**GIVEN PROBLEM:** Transcribe the listing verbatim. Do not carry over any pictures.

**DATA SECTION:**
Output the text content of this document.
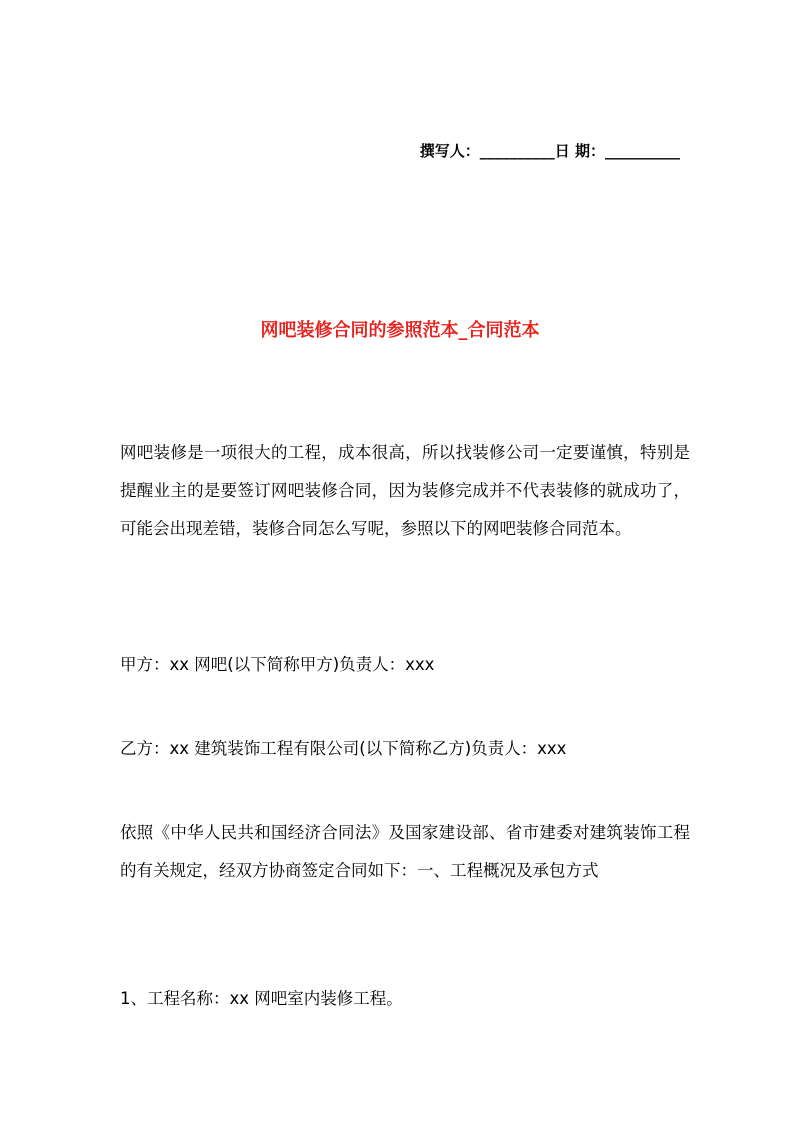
撰写人：__________日 期：__________
网吧装修合同的参照范本_合同范本

网吧装修是一项很大的工程，成本很高，所以找装修公司一定要谨慎，特别是提醒业主的是要签订网吧装修合同，因为装修完成并不代表装修的就成功了，可能会出现差错，装修合同怎么写呢，参照以下的网吧装修合同范本。

甲方：xx 网吧(以下简称甲方)负责人：xxx

乙方：xx 建筑装饰工程有限公司(以下简称乙方)负责人：xxx

依照《中华人民共和国经济合同法》及国家建设部、省市建委对建筑装饰工程的有关规定，经双方协商签定合同如下：一、工程概况及承包方式

1、工程名称：xx 网吧室内装修工程。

**ANSWER IN FULL:**
Output the text content of this document.
撰写人：__________日 期：__________
网吧装修合同的参照范本_合同范本

网吧装修是一项很大的工程，成本很高，所以找装修公司一定要谨慎，特别是提醒业主的是要签订网吧装修合同，因为装修完成并不代表装修的就成功了，可能会出现差错，装修合同怎么写呢，参照以下的网吧装修合同范本。

甲方：xx 网吧(以下简称甲方)负责人：xxx

乙方：xx 建筑装饰工程有限公司(以下简称乙方)负责人：xxx

依照《中华人民共和国经济合同法》及国家建设部、省市建委对建筑装饰工程的有关规定，经双方协商签定合同如下：一、工程概况及承包方式

1、工程名称：xx 网吧室内装修工程。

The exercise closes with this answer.